• [Description of the task]: Pull each line holding the word "банков" from the data.

[Structured figure records]
-=-=-=-=-

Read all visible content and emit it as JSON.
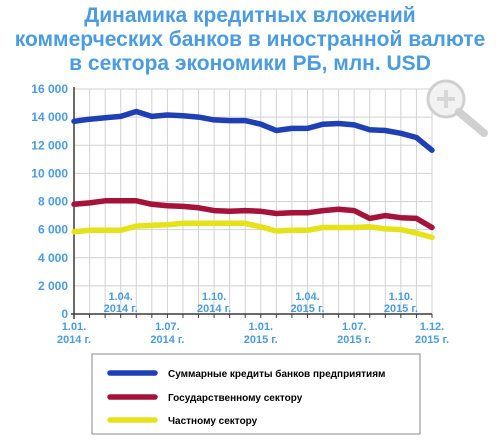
{
  "chart_data": {
    "type": "line",
    "title_lines": [
      "Динамика кредитных вложений",
      "коммерческих банков в иностранной валюте",
      "в сектора экономики РБ, млн. USD"
    ],
    "ylim": [
      0,
      16000
    ],
    "y_ticks": [
      {
        "value": 0,
        "label": "0"
      },
      {
        "value": 2000,
        "label": "2 000"
      },
      {
        "value": 4000,
        "label": "4 000"
      },
      {
        "value": 6000,
        "label": "6 000"
      },
      {
        "value": 8000,
        "label": "8 000"
      },
      {
        "value": 10000,
        "label": "10 000"
      },
      {
        "value": 12000,
        "label": "12 000"
      },
      {
        "value": 14000,
        "label": "14 000"
      },
      {
        "value": 16000,
        "label": "16 000"
      }
    ],
    "x": [
      "2014-01",
      "2014-02",
      "2014-03",
      "2014-04",
      "2014-05",
      "2014-06",
      "2014-07",
      "2014-08",
      "2014-09",
      "2014-10",
      "2014-11",
      "2014-12",
      "2015-01",
      "2015-02",
      "2015-03",
      "2015-04",
      "2015-05",
      "2015-06",
      "2015-07",
      "2015-08",
      "2015-09",
      "2015-10",
      "2015-11",
      "2015-12"
    ],
    "x_ticks_bottom": [
      {
        "index": 0,
        "line1": "1.01.",
        "line2": "2014 г."
      },
      {
        "index": 6,
        "line1": "1.07.",
        "line2": "2014 г."
      },
      {
        "index": 12,
        "line1": "1.01.",
        "line2": "2015 г."
      },
      {
        "index": 18,
        "line1": "1.07.",
        "line2": "2015 г."
      },
      {
        "index": 23,
        "line1": "1.12.",
        "line2": "2015 г."
      }
    ],
    "x_ticks_top": [
      {
        "index": 3,
        "line1": "1.04.",
        "line2": "2014 г."
      },
      {
        "index": 9,
        "line1": "1.10.",
        "line2": "2014 г."
      },
      {
        "index": 15,
        "line1": "1.04.",
        "line2": "2015 г."
      },
      {
        "index": 21,
        "line1": "1.10.",
        "line2": "2015 г."
      }
    ],
    "grid": true,
    "legend_position": "bottom",
    "series": [
      {
        "name": "Суммарные кредиты банков предприятиям",
        "color": "#1f3fb5",
        "values": [
          13700,
          13850,
          13950,
          14050,
          14400,
          14050,
          14150,
          14100,
          14000,
          13800,
          13750,
          13750,
          13500,
          13050,
          13200,
          13200,
          13500,
          13550,
          13450,
          13100,
          13050,
          12850,
          12550,
          11650
        ]
      },
      {
        "name": "Государственному сектору",
        "color": "#a5123a",
        "values": [
          7800,
          7900,
          8050,
          8050,
          8050,
          7800,
          7700,
          7650,
          7550,
          7350,
          7300,
          7350,
          7300,
          7150,
          7200,
          7200,
          7350,
          7450,
          7350,
          6800,
          7000,
          6850,
          6800,
          6150
        ]
      },
      {
        "name": "Частному сектору",
        "color": "#e6e21a",
        "values": [
          5850,
          5950,
          5950,
          5950,
          6250,
          6300,
          6350,
          6450,
          6450,
          6450,
          6450,
          6450,
          6200,
          5900,
          5950,
          5950,
          6150,
          6150,
          6150,
          6200,
          6050,
          6000,
          5750,
          5450
        ]
      }
    ]
  },
  "zoom_icon": "magnifier-plus-icon"
}
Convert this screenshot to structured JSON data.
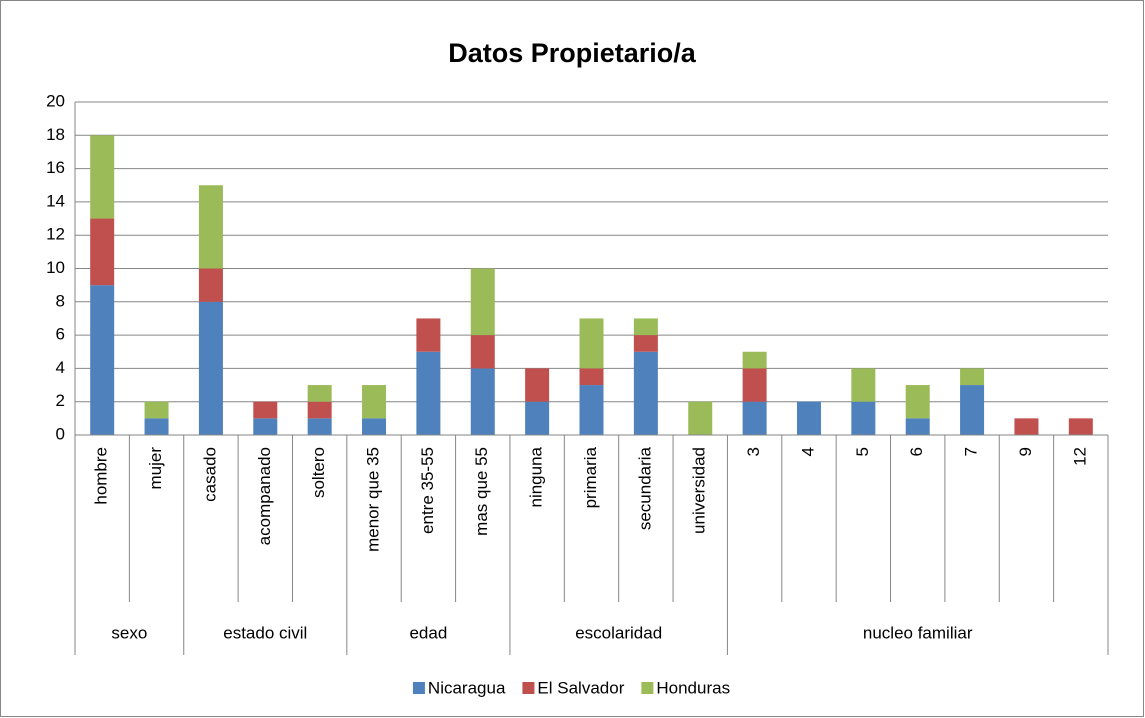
{
  "chart_data": {
    "type": "stacked_bar",
    "title": "Datos Propietario/a",
    "categories": [
      "hombre",
      "mujer",
      "casado",
      "acompanado",
      "soltero",
      "menor que 35",
      "entre 35-55",
      "mas que 55",
      "ninguna",
      "primaria",
      "secundaria",
      "universidad",
      "3",
      "4",
      "5",
      "6",
      "7",
      "9",
      "12"
    ],
    "groups": [
      {
        "name": "sexo",
        "size": 2
      },
      {
        "name": "estado civil",
        "size": 3
      },
      {
        "name": "edad",
        "size": 3
      },
      {
        "name": "escolaridad",
        "size": 4
      },
      {
        "name": "nucleo familiar",
        "size": 7
      }
    ],
    "series": [
      {
        "name": "Nicaragua",
        "color": "#4f81bd",
        "values": [
          9,
          1,
          8,
          1,
          1,
          1,
          5,
          4,
          2,
          3,
          5,
          0,
          2,
          2,
          2,
          1,
          3,
          0,
          0
        ]
      },
      {
        "name": "El Salvador",
        "color": "#c0504d",
        "values": [
          4,
          0,
          2,
          1,
          1,
          0,
          2,
          2,
          2,
          1,
          1,
          0,
          2,
          0,
          0,
          0,
          0,
          1,
          1
        ]
      },
      {
        "name": "Honduras",
        "color": "#9bbb59",
        "values": [
          5,
          1,
          5,
          0,
          1,
          2,
          0,
          4,
          0,
          3,
          1,
          2,
          1,
          0,
          2,
          2,
          1,
          0,
          0
        ]
      }
    ],
    "ylim": [
      0,
      20
    ],
    "yticks": [
      0,
      2,
      4,
      6,
      8,
      10,
      12,
      14,
      16,
      18,
      20
    ],
    "grid": true,
    "legend": "bottom"
  }
}
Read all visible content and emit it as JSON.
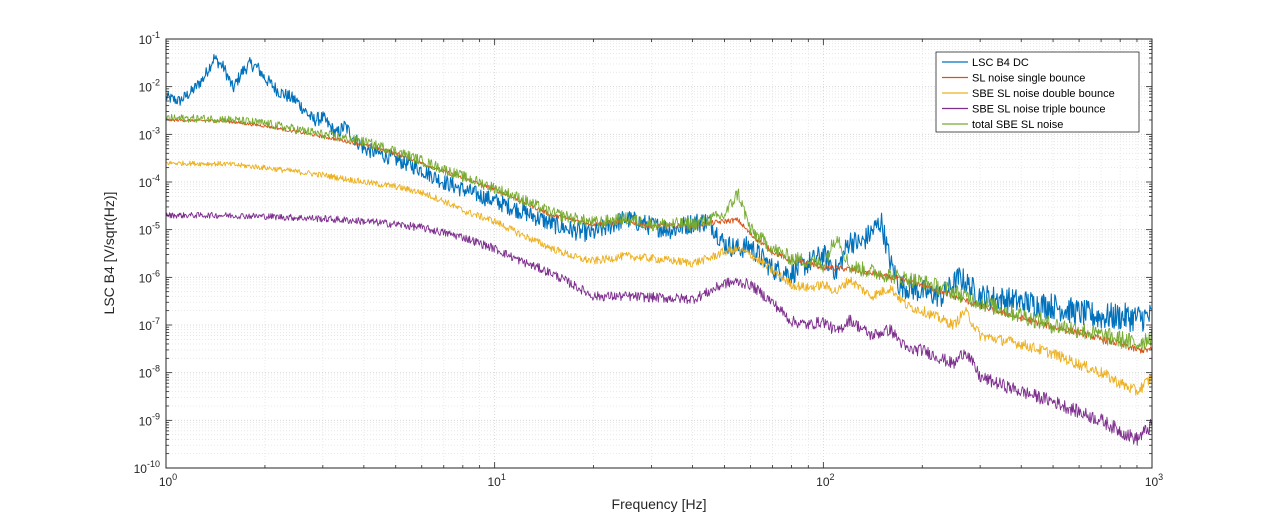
{
  "chart_data": {
    "type": "line",
    "title": "",
    "xlabel": "Frequency [Hz]",
    "ylabel": "LSC B4 [V/sqrt(Hz)]",
    "xscale": "log",
    "yscale": "log",
    "xlim": [
      1,
      1000
    ],
    "ylim": [
      1e-10,
      0.1
    ],
    "grid": true,
    "legend_position": "top-right",
    "x_ticks": [
      {
        "base": "10",
        "exp": "0"
      },
      {
        "base": "10",
        "exp": "1"
      },
      {
        "base": "10",
        "exp": "2"
      },
      {
        "base": "10",
        "exp": "3"
      }
    ],
    "y_ticks": [
      {
        "base": "10",
        "exp": "-10"
      },
      {
        "base": "10",
        "exp": "-9"
      },
      {
        "base": "10",
        "exp": "-8"
      },
      {
        "base": "10",
        "exp": "-7"
      },
      {
        "base": "10",
        "exp": "-6"
      },
      {
        "base": "10",
        "exp": "-5"
      },
      {
        "base": "10",
        "exp": "-4"
      },
      {
        "base": "10",
        "exp": "-3"
      },
      {
        "base": "10",
        "exp": "-2"
      },
      {
        "base": "10",
        "exp": "-1"
      }
    ],
    "series": [
      {
        "name": "LSC B4 DC",
        "color": "#0072BD",
        "noise": 0.12,
        "points": [
          [
            1,
            0.006
          ],
          [
            1.1,
            0.005
          ],
          [
            1.2,
            0.008
          ],
          [
            1.3,
            0.015
          ],
          [
            1.4,
            0.04
          ],
          [
            1.5,
            0.025
          ],
          [
            1.6,
            0.009
          ],
          [
            1.7,
            0.02
          ],
          [
            1.8,
            0.03
          ],
          [
            1.9,
            0.025
          ],
          [
            2,
            0.015
          ],
          [
            2.2,
            0.008
          ],
          [
            2.5,
            0.005
          ],
          [
            2.8,
            0.002
          ],
          [
            3,
            0.0022
          ],
          [
            3.3,
            0.001
          ],
          [
            3.5,
            0.0015
          ],
          [
            3.7,
            0.0009
          ],
          [
            4,
            0.0005
          ],
          [
            5,
            0.0003
          ],
          [
            6,
            0.00018
          ],
          [
            7,
            0.0001
          ],
          [
            8,
            7e-05
          ],
          [
            10,
            4e-05
          ],
          [
            12,
            2.5e-05
          ],
          [
            15,
            1.3e-05
          ],
          [
            18,
            9e-06
          ],
          [
            20,
            8.5e-06
          ],
          [
            25,
            1.7e-05
          ],
          [
            30,
            1.2e-05
          ],
          [
            35,
            1e-05
          ],
          [
            40,
            1.4e-05
          ],
          [
            45,
            1.5e-05
          ],
          [
            50,
            5e-06
          ],
          [
            55,
            4e-06
          ],
          [
            60,
            4.5e-06
          ],
          [
            70,
            1.5e-06
          ],
          [
            80,
            1.2e-06
          ],
          [
            90,
            2e-06
          ],
          [
            100,
            3e-06
          ],
          [
            110,
            1.3e-06
          ],
          [
            120,
            6e-06
          ],
          [
            130,
            5e-06
          ],
          [
            150,
            1.5e-05
          ],
          [
            160,
            2e-06
          ],
          [
            170,
            7e-07
          ],
          [
            200,
            5e-07
          ],
          [
            230,
            4e-07
          ],
          [
            260,
            1e-06
          ],
          [
            300,
            4e-07
          ],
          [
            350,
            3.5e-07
          ],
          [
            400,
            3e-07
          ],
          [
            500,
            2.5e-07
          ],
          [
            600,
            1.8e-07
          ],
          [
            700,
            1.5e-07
          ],
          [
            800,
            1.5e-07
          ],
          [
            900,
            1.4e-07
          ],
          [
            1000,
            1.5e-07
          ]
        ]
      },
      {
        "name": "SL noise single bounce",
        "color": "#D95319",
        "noise": 0.03,
        "points": [
          [
            1,
            0.002
          ],
          [
            1.5,
            0.0019
          ],
          [
            2,
            0.0015
          ],
          [
            3,
            0.0009
          ],
          [
            4,
            0.0006
          ],
          [
            5,
            0.0004
          ],
          [
            6,
            0.00025
          ],
          [
            8,
            0.00012
          ],
          [
            10,
            7e-05
          ],
          [
            12,
            4e-05
          ],
          [
            15,
            2e-05
          ],
          [
            20,
            1.3e-05
          ],
          [
            25,
            1.5e-05
          ],
          [
            30,
            1.2e-05
          ],
          [
            40,
            1.2e-05
          ],
          [
            50,
            1.5e-05
          ],
          [
            55,
            1.6e-05
          ],
          [
            60,
            8e-06
          ],
          [
            70,
            3.5e-06
          ],
          [
            80,
            2.2e-06
          ],
          [
            90,
            2e-06
          ],
          [
            100,
            1.6e-06
          ],
          [
            120,
            1.5e-06
          ],
          [
            150,
            1.1e-06
          ],
          [
            200,
            7e-07
          ],
          [
            250,
            4e-07
          ],
          [
            300,
            2.5e-07
          ],
          [
            400,
            1.4e-07
          ],
          [
            500,
            9e-08
          ],
          [
            600,
            7e-08
          ],
          [
            700,
            5e-08
          ],
          [
            800,
            4e-08
          ],
          [
            900,
            3e-08
          ],
          [
            1000,
            3e-08
          ]
        ]
      },
      {
        "name": "SBE SL noise double bounce",
        "color": "#EDB120",
        "noise": 0.05,
        "points": [
          [
            1,
            0.00025
          ],
          [
            1.5,
            0.00024
          ],
          [
            2,
            0.0002
          ],
          [
            3,
            0.00014
          ],
          [
            4,
            0.0001
          ],
          [
            5,
            8e-05
          ],
          [
            6,
            6e-05
          ],
          [
            7,
            4e-05
          ],
          [
            8,
            2.5e-05
          ],
          [
            10,
            1.5e-05
          ],
          [
            12,
            8e-06
          ],
          [
            15,
            4e-06
          ],
          [
            18,
            2.5e-06
          ],
          [
            20,
            2.2e-06
          ],
          [
            25,
            2.8e-06
          ],
          [
            30,
            2.5e-06
          ],
          [
            40,
            2e-06
          ],
          [
            45,
            2.5e-06
          ],
          [
            50,
            3.5e-06
          ],
          [
            55,
            3.8e-06
          ],
          [
            60,
            3e-06
          ],
          [
            70,
            1.4e-06
          ],
          [
            80,
            7e-07
          ],
          [
            90,
            6e-07
          ],
          [
            100,
            7e-07
          ],
          [
            110,
            5e-07
          ],
          [
            120,
            9e-07
          ],
          [
            140,
            4e-07
          ],
          [
            160,
            6e-07
          ],
          [
            180,
            2.5e-07
          ],
          [
            200,
            2e-07
          ],
          [
            250,
            1e-07
          ],
          [
            270,
            2e-07
          ],
          [
            300,
            6e-08
          ],
          [
            400,
            4e-08
          ],
          [
            500,
            2.5e-08
          ],
          [
            600,
            1.5e-08
          ],
          [
            700,
            1e-08
          ],
          [
            800,
            6e-09
          ],
          [
            900,
            4e-09
          ],
          [
            1000,
            8e-09
          ]
        ]
      },
      {
        "name": "SBE SL noise triple bounce",
        "color": "#7E2F8E",
        "noise": 0.06,
        "points": [
          [
            1,
            2e-05
          ],
          [
            1.5,
            2e-05
          ],
          [
            2,
            1.9e-05
          ],
          [
            3,
            1.7e-05
          ],
          [
            4,
            1.5e-05
          ],
          [
            5,
            1.3e-05
          ],
          [
            6,
            1.1e-05
          ],
          [
            8,
            7e-06
          ],
          [
            10,
            4e-06
          ],
          [
            12,
            2.2e-06
          ],
          [
            15,
            1.2e-06
          ],
          [
            18,
            6e-07
          ],
          [
            20,
            4e-07
          ],
          [
            25,
            4e-07
          ],
          [
            30,
            3.8e-07
          ],
          [
            40,
            3.5e-07
          ],
          [
            45,
            5e-07
          ],
          [
            50,
            7.5e-07
          ],
          [
            55,
            8e-07
          ],
          [
            60,
            7e-07
          ],
          [
            70,
            3e-07
          ],
          [
            80,
            1.2e-07
          ],
          [
            90,
            1e-07
          ],
          [
            100,
            1.2e-07
          ],
          [
            110,
            7e-08
          ],
          [
            120,
            1.3e-07
          ],
          [
            140,
            6e-08
          ],
          [
            160,
            8e-08
          ],
          [
            180,
            3e-08
          ],
          [
            200,
            3e-08
          ],
          [
            250,
            1.5e-08
          ],
          [
            270,
            3e-08
          ],
          [
            300,
            8e-09
          ],
          [
            400,
            4e-09
          ],
          [
            500,
            2.5e-09
          ],
          [
            600,
            1.5e-09
          ],
          [
            700,
            1e-09
          ],
          [
            800,
            6e-10
          ],
          [
            900,
            4e-10
          ],
          [
            1000,
            8e-10
          ]
        ]
      },
      {
        "name": "total SBE SL noise",
        "color": "#77AC30",
        "noise": 0.08,
        "points": [
          [
            1,
            0.0022
          ],
          [
            1.5,
            0.0021
          ],
          [
            2,
            0.0017
          ],
          [
            3,
            0.001
          ],
          [
            4,
            0.0007
          ],
          [
            5,
            0.00045
          ],
          [
            6,
            0.00028
          ],
          [
            8,
            0.00013
          ],
          [
            10,
            7.5e-05
          ],
          [
            12,
            4.5e-05
          ],
          [
            15,
            2.2e-05
          ],
          [
            20,
            1.4e-05
          ],
          [
            25,
            1.7e-05
          ],
          [
            30,
            1.3e-05
          ],
          [
            40,
            1.3e-05
          ],
          [
            50,
            2e-05
          ],
          [
            55,
            6e-05
          ],
          [
            60,
            1e-05
          ],
          [
            70,
            4e-06
          ],
          [
            80,
            2.5e-06
          ],
          [
            90,
            2.2e-06
          ],
          [
            100,
            1.8e-06
          ],
          [
            110,
            8e-06
          ],
          [
            120,
            1.7e-06
          ],
          [
            150,
            1.2e-06
          ],
          [
            200,
            8e-07
          ],
          [
            250,
            5e-07
          ],
          [
            300,
            3e-07
          ],
          [
            400,
            1.6e-07
          ],
          [
            500,
            1e-07
          ],
          [
            600,
            8e-08
          ],
          [
            700,
            6e-08
          ],
          [
            800,
            5e-08
          ],
          [
            900,
            4e-08
          ],
          [
            1000,
            6e-08
          ]
        ]
      }
    ]
  }
}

-=-=-=-=-

• [Response]:
      "коммерческих банков в иностранной валюте",
        "name": "Суммарные кредиты банков предприятиям",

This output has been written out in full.